- GIVEN EXERCISE -
Each line of the material must be returned exactly.

begin

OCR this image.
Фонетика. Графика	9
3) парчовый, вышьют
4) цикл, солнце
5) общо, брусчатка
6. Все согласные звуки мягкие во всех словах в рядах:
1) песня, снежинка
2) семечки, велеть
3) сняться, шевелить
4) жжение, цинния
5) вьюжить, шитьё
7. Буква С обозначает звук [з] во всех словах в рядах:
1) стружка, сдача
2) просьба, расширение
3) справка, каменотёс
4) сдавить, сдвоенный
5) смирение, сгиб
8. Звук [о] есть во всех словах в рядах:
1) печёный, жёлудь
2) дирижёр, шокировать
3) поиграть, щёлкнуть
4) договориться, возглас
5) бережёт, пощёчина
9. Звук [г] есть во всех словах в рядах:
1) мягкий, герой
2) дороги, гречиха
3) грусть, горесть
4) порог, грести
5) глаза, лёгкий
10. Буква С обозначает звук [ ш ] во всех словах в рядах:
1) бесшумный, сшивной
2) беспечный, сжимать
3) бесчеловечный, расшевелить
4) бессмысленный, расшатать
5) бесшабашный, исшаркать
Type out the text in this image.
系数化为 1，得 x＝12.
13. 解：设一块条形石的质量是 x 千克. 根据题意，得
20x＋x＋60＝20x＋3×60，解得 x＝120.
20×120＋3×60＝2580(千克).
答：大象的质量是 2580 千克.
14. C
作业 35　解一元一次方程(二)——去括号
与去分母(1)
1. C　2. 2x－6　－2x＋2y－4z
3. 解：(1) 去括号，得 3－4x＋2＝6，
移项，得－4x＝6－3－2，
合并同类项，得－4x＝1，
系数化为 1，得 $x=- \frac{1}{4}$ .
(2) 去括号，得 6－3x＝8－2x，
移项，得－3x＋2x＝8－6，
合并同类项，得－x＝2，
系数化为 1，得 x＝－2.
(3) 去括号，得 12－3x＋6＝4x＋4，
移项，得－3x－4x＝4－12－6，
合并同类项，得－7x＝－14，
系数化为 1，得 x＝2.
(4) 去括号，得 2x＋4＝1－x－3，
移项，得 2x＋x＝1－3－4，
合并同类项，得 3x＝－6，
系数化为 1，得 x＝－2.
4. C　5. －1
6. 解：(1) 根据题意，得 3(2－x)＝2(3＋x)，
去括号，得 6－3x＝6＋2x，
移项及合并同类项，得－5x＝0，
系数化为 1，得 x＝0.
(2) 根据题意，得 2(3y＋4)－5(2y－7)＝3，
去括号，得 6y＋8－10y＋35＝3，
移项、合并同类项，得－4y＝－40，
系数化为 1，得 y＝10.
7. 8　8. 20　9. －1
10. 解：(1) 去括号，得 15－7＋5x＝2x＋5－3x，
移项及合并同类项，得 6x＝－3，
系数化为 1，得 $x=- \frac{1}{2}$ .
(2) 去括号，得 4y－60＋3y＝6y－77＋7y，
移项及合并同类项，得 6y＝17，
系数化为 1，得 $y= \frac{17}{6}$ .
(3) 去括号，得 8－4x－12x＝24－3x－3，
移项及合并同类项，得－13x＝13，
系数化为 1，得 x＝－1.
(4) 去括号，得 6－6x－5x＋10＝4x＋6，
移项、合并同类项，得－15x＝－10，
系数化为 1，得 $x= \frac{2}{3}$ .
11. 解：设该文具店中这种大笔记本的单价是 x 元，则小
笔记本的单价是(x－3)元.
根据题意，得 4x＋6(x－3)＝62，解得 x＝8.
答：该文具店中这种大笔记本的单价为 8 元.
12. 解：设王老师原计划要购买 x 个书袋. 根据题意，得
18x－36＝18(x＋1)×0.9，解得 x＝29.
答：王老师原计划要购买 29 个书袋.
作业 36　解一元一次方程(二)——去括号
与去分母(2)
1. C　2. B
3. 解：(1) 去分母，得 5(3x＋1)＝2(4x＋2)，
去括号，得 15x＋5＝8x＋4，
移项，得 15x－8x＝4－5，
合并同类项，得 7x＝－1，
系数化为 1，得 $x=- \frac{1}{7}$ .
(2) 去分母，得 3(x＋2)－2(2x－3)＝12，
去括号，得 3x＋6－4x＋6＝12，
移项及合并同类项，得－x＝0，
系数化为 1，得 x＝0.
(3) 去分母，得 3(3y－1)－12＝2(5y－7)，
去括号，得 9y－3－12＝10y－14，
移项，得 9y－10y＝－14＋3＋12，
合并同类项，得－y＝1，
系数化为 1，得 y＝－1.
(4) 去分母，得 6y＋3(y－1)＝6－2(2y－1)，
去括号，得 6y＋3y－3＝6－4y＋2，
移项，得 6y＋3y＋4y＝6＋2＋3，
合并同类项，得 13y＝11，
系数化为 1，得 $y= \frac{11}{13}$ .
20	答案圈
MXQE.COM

end

- RESPONSE -
OCR this image.
Фонетика. Графика	9
3) парчовый, вышьют
4) цикл, солнце
5) общо, брусчатка
6. Все согласные звуки мягкие во всех словах в рядах:
1) песня, снежинка
2) семечки, велеть
3) сняться, шевелить
4) жжение, цинния
5) вьюжить, шитьё
7. Буква С обозначает звук [з] во всех словах в рядах:
1) стружка, сдача
2) просьба, расширение
3) справка, каменотёс
4) сдавить, сдвоенный
5) смирение, сгиб
8. Звук [о] есть во всех словах в рядах:
1) печёный, жёлудь
2) дирижёр, шокировать
3) поиграть, щёлкнуть
4) договориться, возглас
5) бережёт, пощёчина
9. Звук [г] есть во всех словах в рядах:
1) мягкий, герой
2) дороги, гречиха
3) грусть, горесть
4) порог, грести
5) глаза, лёгкий
10. Буква С обозначает звук [ ш ] во всех словах в рядах:
1) бесшумный, сшивной
2) беспечный, сжимать
3) бесчеловечный, расшевелить
4) бессмысленный, расшатать
5) бесшабашный, исшаркать
Type out the text in this image.
系数化为 1，得 x＝12.
13. 解：设一块条形石的质量是 x 千克. 根据题意，得
20x＋x＋60＝20x＋3×60，解得 x＝120.
20×120＋3×60＝2580(千克).
答：大象的质量是 2580 千克.
14. C
作业 35　解一元一次方程(二)——去括号
与去分母(1)
1. C　2. 2x－6　－2x＋2y－4z
3. 解：(1) 去括号，得 3－4x＋2＝6，
移项，得－4x＝6－3－2，
合并同类项，得－4x＝1，
系数化为 1，得 $x=- \frac{1}{4}$ .
(2) 去括号，得 6－3x＝8－2x，
移项，得－3x＋2x＝8－6，
合并同类项，得－x＝2，
系数化为 1，得 x＝－2.
(3) 去括号，得 12－3x＋6＝4x＋4，
移项，得－3x－4x＝4－12－6，
合并同类项，得－7x＝－14，
系数化为 1，得 x＝2.
(4) 去括号，得 2x＋4＝1－x－3，
移项，得 2x＋x＝1－3－4，
合并同类项，得 3x＝－6，
系数化为 1，得 x＝－2.
4. C　5. －1
6. 解：(1) 根据题意，得 3(2－x)＝2(3＋x)，
去括号，得 6－3x＝6＋2x，
移项及合并同类项，得－5x＝0，
系数化为 1，得 x＝0.
(2) 根据题意，得 2(3y＋4)－5(2y－7)＝3，
去括号，得 6y＋8－10y＋35＝3，
移项、合并同类项，得－4y＝－40，
系数化为 1，得 y＝10.
7. 8　8. 20　9. －1
10. 解：(1) 去括号，得 15－7＋5x＝2x＋5－3x，
移项及合并同类项，得 6x＝－3，
系数化为 1，得 $x=- \frac{1}{2}$ .
(2) 去括号，得 4y－60＋3y＝6y－77＋7y，
移项及合并同类项，得 6y＝17，
系数化为 1，得 $y= \frac{17}{6}$ .
(3) 去括号，得 8－4x－12x＝24－3x－3，
移项及合并同类项，得－13x＝13，
系数化为 1，得 x＝－1.
(4) 去括号，得 6－6x－5x＋10＝4x＋6，
移项、合并同类项，得－15x＝－10，
系数化为 1，得 $x= \frac{2}{3}$ .
11. 解：设该文具店中这种大笔记本的单价是 x 元，则小
笔记本的单价是(x－3)元.
根据题意，得 4x＋6(x－3)＝62，解得 x＝8.
答：该文具店中这种大笔记本的单价为 8 元.
12. 解：设王老师原计划要购买 x 个书袋. 根据题意，得
18x－36＝18(x＋1)×0.9，解得 x＝29.
答：王老师原计划要购买 29 个书袋.
作业 36　解一元一次方程(二)——去括号
与去分母(2)
1. C　2. B
3. 解：(1) 去分母，得 5(3x＋1)＝2(4x＋2)，
去括号，得 15x＋5＝8x＋4，
移项，得 15x－8x＝4－5，
合并同类项，得 7x＝－1，
系数化为 1，得 $x=- \frac{1}{7}$ .
(2) 去分母，得 3(x＋2)－2(2x－3)＝12，
去括号，得 3x＋6－4x＋6＝12，
移项及合并同类项，得－x＝0，
系数化为 1，得 x＝0.
(3) 去分母，得 3(3y－1)－12＝2(5y－7)，
去括号，得 9y－3－12＝10y－14，
移项，得 9y－10y＝－14＋3＋12，
合并同类项，得－y＝1，
系数化为 1，得 y＝－1.
(4) 去分母，得 6y＋3(y－1)＝6－2(2y－1)，
去括号，得 6y＋3y－3＝6－4y＋2，
移项，得 6y＋3y＋4y＝6＋2＋3，
合并同类项，得 13y＝11，
系数化为 1，得 $y= \frac{11}{13}$ .
20	答案圈
MXQE.COM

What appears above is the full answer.